→ INSTRUCTIONS TO FOLLOW
Count how many lines hold the string "thousand", and give only that number.

□ □ □ □

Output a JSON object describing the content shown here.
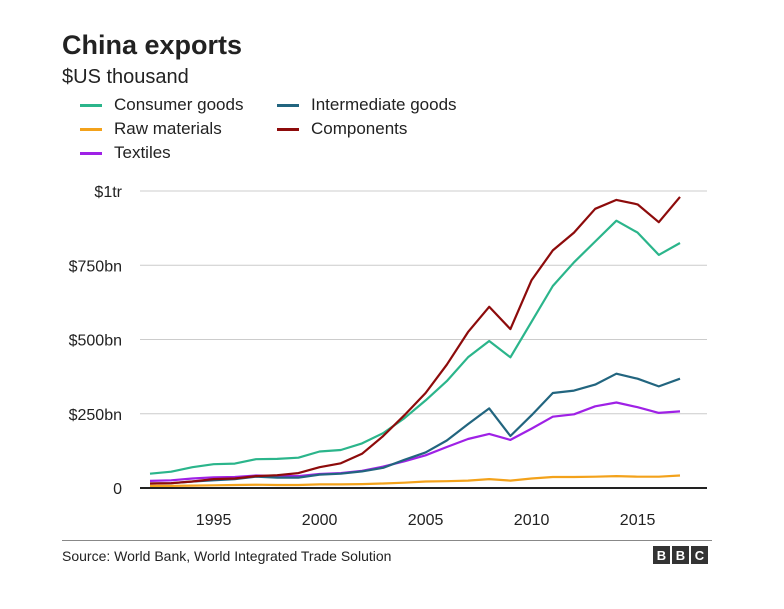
{
  "header": {
    "title": "China exports",
    "subtitle": "$US thousand"
  },
  "footer": {
    "source": "Source:  World Bank, World Integrated Trade Solution",
    "logo_letters": [
      "B",
      "B",
      "C"
    ]
  },
  "chart_data": {
    "type": "line",
    "title": "China exports",
    "subtitle": "$US thousand",
    "xlim": [
      1992,
      2017
    ],
    "ylim": [
      0,
      1000
    ],
    "grid": true,
    "legend_placement": "top-left",
    "x_ticks": [
      {
        "value": 1995,
        "label": "1995"
      },
      {
        "value": 2000,
        "label": "2000"
      },
      {
        "value": 2005,
        "label": "2005"
      },
      {
        "value": 2010,
        "label": "2010"
      },
      {
        "value": 2015,
        "label": "2015"
      }
    ],
    "y_ticks": [
      {
        "value": 0,
        "label": "0"
      },
      {
        "value": 250,
        "label": "$250bn"
      },
      {
        "value": 500,
        "label": "$500bn"
      },
      {
        "value": 750,
        "label": "$750bn"
      },
      {
        "value": 1000,
        "label": "$1tr"
      }
    ],
    "x": [
      1992,
      1993,
      1994,
      1995,
      1996,
      1997,
      1998,
      1999,
      2000,
      2001,
      2002,
      2003,
      2004,
      2005,
      2006,
      2007,
      2008,
      2009,
      2010,
      2011,
      2012,
      2013,
      2014,
      2015,
      2016,
      2017
    ],
    "series": [
      {
        "name": "Consumer goods",
        "color": "#2bb58b",
        "values": [
          48,
          55,
          70,
          80,
          82,
          97,
          98,
          102,
          123,
          128,
          150,
          185,
          235,
          295,
          360,
          440,
          495,
          440,
          560,
          680,
          760,
          830,
          900,
          860,
          785,
          825
        ]
      },
      {
        "name": "Raw materials",
        "color": "#f3a21b",
        "values": [
          7,
          7,
          8,
          9,
          10,
          11,
          10,
          10,
          12,
          12,
          13,
          15,
          18,
          22,
          23,
          25,
          30,
          25,
          32,
          37,
          37,
          38,
          40,
          38,
          38,
          42
        ]
      },
      {
        "name": "Textiles",
        "color": "#9f21e6",
        "values": [
          24,
          26,
          32,
          36,
          37,
          42,
          40,
          40,
          47,
          50,
          58,
          72,
          90,
          110,
          138,
          165,
          182,
          162,
          200,
          240,
          248,
          275,
          288,
          272,
          253,
          258
        ]
      },
      {
        "name": "Intermediate goods",
        "color": "#22657f",
        "values": [
          15,
          16,
          22,
          26,
          30,
          38,
          35,
          35,
          45,
          48,
          56,
          68,
          95,
          120,
          160,
          215,
          268,
          175,
          245,
          320,
          328,
          348,
          385,
          368,
          342,
          368
        ]
      },
      {
        "name": "Components",
        "color": "#8d0b0b",
        "values": [
          15,
          16,
          22,
          30,
          32,
          40,
          43,
          50,
          70,
          83,
          115,
          175,
          245,
          320,
          415,
          525,
          610,
          535,
          700,
          800,
          860,
          940,
          970,
          955,
          895,
          980
        ]
      }
    ]
  }
}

□ □ □ □

→ EXERCISE RESULT
2